• **AIM OF THE EXERCISE**:
Determine which lines of the records include the word "text", and copy them.

[Dataset entries]
▬▬▬▬▬▬
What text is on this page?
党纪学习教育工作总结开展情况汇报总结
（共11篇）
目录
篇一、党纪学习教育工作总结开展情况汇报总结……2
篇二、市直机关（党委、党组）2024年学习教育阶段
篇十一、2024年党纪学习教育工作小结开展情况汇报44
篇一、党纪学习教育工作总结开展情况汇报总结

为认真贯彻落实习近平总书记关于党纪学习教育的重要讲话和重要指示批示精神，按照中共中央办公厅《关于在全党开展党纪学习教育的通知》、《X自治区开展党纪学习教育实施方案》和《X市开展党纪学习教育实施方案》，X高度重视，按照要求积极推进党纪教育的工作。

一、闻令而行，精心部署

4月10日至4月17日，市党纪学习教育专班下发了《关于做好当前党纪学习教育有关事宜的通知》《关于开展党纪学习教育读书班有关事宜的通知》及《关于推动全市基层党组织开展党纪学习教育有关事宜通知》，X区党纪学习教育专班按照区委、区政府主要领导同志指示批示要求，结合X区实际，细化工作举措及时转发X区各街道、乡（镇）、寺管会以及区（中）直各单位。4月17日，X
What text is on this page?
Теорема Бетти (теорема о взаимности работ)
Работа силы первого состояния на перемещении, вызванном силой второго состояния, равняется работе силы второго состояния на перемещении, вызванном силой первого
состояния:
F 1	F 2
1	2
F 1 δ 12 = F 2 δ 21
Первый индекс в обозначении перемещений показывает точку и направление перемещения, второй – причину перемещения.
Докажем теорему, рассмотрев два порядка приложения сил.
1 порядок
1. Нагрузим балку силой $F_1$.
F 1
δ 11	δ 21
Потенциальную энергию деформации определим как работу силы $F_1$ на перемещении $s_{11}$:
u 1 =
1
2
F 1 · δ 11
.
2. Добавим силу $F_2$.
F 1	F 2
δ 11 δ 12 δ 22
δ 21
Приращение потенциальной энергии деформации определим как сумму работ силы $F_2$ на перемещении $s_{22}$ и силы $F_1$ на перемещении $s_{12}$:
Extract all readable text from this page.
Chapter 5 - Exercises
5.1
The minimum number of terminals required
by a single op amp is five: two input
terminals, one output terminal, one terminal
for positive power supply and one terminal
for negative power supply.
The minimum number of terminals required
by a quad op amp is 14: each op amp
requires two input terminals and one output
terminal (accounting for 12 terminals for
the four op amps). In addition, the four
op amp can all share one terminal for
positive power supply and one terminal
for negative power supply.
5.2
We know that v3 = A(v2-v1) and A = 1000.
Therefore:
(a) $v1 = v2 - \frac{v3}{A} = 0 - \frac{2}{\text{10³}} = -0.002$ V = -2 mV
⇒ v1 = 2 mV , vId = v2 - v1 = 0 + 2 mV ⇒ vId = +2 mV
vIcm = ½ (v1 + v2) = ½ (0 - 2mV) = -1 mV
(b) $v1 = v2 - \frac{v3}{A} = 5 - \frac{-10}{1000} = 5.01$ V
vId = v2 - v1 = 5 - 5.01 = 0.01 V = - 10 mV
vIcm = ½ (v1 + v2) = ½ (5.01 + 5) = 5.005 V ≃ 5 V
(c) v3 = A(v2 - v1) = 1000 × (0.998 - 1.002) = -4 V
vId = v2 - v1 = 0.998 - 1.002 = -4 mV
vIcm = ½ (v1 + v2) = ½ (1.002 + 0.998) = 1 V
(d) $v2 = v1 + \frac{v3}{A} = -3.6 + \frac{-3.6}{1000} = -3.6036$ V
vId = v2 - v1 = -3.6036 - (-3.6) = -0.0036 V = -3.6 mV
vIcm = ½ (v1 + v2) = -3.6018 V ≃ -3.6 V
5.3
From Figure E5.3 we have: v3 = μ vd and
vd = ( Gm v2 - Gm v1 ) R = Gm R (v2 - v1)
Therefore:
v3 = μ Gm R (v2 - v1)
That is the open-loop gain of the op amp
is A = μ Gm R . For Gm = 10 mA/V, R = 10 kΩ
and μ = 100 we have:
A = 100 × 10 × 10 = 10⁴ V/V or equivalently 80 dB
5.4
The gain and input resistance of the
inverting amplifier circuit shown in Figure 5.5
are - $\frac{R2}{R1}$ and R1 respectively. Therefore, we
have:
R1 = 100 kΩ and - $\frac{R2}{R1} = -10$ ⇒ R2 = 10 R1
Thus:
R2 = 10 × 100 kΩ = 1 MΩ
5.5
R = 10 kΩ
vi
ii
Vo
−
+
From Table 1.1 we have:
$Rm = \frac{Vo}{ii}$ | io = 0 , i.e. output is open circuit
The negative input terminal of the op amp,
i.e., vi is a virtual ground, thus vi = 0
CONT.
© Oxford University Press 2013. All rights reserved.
▬▬▬▬▬▬
• **SOLVED EXERCISE**:
What text is on this page?
What text is on this page?
Extract all readable text from this page.
(a) $v1 = v2 - \frac{v3}{A} = 0 - \frac{2}{\text{10³}} = -0.002$ V = -2 mV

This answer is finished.